INSTRUCTIONS FOR THE TASK =
Extract every line of the material that holds the string "right".

RAW RECORDS =

+ + +

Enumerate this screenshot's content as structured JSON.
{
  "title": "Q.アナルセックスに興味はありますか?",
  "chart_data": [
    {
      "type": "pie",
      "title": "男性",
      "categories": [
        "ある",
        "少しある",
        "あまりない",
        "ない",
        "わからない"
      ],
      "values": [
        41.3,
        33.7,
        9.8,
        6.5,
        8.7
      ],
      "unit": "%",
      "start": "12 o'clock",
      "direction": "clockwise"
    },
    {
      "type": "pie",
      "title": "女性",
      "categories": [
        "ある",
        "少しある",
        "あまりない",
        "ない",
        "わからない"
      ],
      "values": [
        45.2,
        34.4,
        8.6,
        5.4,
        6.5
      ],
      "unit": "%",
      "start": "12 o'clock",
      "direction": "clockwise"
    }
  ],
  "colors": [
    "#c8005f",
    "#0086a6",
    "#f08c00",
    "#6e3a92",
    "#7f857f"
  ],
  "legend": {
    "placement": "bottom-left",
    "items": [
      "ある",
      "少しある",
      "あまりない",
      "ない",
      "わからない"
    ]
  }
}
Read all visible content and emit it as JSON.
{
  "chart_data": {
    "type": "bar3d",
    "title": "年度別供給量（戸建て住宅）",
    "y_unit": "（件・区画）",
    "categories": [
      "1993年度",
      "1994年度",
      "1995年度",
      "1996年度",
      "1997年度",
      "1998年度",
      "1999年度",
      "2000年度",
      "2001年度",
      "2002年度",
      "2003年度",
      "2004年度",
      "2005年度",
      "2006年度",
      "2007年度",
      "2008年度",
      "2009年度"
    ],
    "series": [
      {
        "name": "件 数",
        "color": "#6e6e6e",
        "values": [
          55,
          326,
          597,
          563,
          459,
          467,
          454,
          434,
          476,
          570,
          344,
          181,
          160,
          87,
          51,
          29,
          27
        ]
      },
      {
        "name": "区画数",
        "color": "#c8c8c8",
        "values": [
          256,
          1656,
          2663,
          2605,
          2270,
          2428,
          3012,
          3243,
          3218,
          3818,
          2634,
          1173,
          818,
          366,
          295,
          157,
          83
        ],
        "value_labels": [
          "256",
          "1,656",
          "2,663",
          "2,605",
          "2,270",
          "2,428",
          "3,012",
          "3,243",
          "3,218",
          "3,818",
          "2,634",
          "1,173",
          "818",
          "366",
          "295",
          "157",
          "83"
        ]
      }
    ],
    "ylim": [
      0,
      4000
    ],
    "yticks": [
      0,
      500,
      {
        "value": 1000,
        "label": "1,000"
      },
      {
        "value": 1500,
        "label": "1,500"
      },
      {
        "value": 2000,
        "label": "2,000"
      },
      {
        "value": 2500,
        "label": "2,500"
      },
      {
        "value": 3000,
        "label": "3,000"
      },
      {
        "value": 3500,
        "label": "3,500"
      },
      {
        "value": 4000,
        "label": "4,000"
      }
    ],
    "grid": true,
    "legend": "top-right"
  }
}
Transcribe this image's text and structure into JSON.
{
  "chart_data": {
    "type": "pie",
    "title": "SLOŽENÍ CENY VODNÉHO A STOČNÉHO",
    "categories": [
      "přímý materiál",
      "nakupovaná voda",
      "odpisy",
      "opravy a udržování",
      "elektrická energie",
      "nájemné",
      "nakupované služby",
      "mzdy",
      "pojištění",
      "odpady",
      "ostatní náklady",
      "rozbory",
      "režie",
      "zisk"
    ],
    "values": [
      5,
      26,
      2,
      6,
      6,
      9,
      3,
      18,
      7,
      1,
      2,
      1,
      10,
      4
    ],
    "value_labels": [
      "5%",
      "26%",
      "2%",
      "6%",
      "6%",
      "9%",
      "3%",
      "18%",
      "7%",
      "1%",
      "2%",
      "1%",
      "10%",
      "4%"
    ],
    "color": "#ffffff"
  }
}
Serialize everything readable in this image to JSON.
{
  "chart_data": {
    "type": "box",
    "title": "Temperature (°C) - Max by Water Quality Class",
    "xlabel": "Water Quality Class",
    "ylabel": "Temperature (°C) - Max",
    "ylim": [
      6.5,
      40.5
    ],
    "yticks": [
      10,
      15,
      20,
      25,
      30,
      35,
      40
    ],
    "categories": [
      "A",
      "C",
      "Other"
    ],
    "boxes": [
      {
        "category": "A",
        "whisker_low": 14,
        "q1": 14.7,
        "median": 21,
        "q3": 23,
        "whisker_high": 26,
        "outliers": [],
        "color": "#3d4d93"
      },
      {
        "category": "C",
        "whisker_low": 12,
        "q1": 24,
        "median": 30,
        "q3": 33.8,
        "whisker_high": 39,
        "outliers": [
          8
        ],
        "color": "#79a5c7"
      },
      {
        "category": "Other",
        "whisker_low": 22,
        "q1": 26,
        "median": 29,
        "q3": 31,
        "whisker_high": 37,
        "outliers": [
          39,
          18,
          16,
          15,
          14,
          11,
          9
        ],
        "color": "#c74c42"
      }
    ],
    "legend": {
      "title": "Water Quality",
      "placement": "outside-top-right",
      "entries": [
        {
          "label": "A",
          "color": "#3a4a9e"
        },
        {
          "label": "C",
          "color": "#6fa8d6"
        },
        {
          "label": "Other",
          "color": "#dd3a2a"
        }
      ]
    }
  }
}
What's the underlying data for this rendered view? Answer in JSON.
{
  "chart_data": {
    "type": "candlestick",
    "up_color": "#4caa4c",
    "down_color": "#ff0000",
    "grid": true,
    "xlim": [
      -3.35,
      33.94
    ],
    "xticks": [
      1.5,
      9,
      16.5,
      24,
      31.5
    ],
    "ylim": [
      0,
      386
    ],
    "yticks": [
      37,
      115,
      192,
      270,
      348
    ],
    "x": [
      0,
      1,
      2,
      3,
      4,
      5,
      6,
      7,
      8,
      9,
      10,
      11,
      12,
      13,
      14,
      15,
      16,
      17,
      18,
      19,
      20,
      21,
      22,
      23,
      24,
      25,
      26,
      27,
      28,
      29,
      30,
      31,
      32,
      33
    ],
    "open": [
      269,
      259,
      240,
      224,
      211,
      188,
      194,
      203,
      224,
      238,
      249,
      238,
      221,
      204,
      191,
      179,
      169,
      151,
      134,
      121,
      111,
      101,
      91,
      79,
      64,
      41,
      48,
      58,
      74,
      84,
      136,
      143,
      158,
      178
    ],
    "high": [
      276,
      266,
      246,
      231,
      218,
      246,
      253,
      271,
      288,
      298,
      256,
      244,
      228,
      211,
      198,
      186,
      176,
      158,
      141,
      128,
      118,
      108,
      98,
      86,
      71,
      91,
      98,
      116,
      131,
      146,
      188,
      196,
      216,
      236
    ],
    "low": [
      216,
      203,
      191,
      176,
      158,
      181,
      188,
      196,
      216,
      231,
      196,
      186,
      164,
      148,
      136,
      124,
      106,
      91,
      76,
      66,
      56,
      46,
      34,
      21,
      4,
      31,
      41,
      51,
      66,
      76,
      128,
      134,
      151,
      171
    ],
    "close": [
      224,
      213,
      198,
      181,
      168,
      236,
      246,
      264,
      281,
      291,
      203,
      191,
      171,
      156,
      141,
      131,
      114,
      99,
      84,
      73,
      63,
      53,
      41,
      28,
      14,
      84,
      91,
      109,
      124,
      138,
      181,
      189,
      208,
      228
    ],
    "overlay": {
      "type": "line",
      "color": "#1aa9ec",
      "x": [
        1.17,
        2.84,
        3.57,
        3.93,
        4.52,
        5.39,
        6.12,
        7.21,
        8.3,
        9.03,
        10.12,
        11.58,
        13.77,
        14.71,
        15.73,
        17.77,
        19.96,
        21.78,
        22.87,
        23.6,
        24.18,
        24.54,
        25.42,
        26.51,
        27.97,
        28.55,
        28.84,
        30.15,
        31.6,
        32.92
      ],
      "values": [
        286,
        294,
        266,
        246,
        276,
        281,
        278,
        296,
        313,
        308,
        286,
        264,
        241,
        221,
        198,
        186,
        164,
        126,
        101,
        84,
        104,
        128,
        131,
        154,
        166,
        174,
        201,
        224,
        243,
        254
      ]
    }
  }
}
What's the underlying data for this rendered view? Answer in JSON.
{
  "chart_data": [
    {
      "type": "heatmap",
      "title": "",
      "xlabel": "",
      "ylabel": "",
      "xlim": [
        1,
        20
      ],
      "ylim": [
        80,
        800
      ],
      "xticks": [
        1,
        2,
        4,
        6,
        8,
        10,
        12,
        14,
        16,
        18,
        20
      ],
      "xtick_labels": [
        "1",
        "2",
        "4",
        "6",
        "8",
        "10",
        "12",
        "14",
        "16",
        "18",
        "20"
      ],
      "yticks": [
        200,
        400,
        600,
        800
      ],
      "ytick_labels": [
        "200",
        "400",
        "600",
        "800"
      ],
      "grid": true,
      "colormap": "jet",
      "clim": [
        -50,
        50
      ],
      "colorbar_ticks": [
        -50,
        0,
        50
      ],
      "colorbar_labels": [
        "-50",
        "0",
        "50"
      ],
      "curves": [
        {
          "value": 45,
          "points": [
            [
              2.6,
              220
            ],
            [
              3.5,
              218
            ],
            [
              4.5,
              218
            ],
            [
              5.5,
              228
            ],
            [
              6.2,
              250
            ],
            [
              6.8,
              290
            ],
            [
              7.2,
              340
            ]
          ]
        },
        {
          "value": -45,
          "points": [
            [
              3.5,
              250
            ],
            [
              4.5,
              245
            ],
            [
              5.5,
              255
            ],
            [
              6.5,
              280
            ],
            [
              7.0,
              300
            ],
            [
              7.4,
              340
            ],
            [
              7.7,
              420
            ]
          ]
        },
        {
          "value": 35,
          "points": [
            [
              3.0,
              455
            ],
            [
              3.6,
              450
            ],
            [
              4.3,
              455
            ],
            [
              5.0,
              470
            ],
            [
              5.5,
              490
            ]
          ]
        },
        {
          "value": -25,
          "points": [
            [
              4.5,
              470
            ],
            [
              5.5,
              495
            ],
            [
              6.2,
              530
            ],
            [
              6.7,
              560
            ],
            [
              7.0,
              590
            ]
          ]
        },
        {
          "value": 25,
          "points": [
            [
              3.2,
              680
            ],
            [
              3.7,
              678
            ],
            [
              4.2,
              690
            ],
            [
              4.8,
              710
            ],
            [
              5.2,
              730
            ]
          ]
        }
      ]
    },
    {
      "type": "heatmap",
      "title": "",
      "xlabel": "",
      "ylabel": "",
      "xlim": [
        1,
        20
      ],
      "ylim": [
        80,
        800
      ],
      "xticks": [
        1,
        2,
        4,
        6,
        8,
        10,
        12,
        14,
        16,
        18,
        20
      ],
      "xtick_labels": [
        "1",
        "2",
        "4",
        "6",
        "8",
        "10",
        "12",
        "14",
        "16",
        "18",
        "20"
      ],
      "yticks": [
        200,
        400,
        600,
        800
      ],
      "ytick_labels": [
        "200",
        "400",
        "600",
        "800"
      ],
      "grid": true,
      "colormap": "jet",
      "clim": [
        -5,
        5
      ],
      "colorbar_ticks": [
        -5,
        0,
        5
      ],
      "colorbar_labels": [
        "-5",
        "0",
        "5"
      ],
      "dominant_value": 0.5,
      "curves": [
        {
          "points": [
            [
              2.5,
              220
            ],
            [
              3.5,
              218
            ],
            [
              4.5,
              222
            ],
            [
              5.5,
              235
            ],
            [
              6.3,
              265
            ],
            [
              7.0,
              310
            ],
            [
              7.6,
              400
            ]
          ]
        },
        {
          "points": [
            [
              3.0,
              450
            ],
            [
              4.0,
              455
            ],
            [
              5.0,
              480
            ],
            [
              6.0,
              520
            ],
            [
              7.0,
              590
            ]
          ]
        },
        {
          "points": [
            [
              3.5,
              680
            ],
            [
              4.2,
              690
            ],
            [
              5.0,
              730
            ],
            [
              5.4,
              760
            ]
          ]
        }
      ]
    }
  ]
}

+ + +

RESPONSE TO THE EXERCISE =
    "legend": "top-right"
      "placement": "outside-top-right",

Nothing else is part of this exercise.